Items from a figure collection —
:::::

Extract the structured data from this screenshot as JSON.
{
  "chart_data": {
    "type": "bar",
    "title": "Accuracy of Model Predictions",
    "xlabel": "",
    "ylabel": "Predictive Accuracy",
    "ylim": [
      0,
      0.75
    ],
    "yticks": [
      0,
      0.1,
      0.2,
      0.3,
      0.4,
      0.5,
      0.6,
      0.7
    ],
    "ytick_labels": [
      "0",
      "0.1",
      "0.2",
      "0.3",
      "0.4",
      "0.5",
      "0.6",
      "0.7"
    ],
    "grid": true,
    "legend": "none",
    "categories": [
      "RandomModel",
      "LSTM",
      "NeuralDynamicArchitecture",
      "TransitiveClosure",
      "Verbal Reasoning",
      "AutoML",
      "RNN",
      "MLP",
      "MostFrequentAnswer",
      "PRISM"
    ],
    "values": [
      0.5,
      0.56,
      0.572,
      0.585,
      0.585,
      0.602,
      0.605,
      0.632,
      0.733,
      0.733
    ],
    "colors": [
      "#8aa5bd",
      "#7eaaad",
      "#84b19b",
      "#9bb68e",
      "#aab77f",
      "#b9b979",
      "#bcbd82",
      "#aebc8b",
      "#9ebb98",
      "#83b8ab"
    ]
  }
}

:::::

SET TASK — Transcribe every entry word for word.

EXERCISE RESULT —
Extract the structured data from this screenshot as JSON.
{
  "chart_data": {
    "type": "bar",
    "title": "Accuracy of Model Predictions",
    "xlabel": "",
    "ylabel": "Predictive Accuracy",
    "ylim": [
      0,
      0.75
    ],
    "yticks": [
      0,
      0.1,
      0.2,
      0.3,
      0.4,
      0.5,
      0.6,
      0.7
    ],
    "ytick_labels": [
      "0",
      "0.1",
      "0.2",
      "0.3",
      "0.4",
      "0.5",
      "0.6",
      "0.7"
    ],
    "grid": true,
    "legend": "none",
    "categories": [
      "RandomModel",
      "LSTM",
      "NeuralDynamicArchitecture",
      "TransitiveClosure",
      "Verbal Reasoning",
      "AutoML",
      "RNN",
      "MLP",
      "MostFrequentAnswer",
      "PRISM"
    ],
    "values": [
      0.5,
      0.56,
      0.572,
      0.585,
      0.585,
      0.602,
      0.605,
      0.632,
      0.733,
      0.733
    ],
    "colors": [
      "#8aa5bd",
      "#7eaaad",
      "#84b19b",
      "#9bb68e",
      "#aab77f",
      "#b9b979",
      "#bcbd82",
      "#aebc8b",
      "#9ebb98",
      "#83b8ab"
    ]
  }
}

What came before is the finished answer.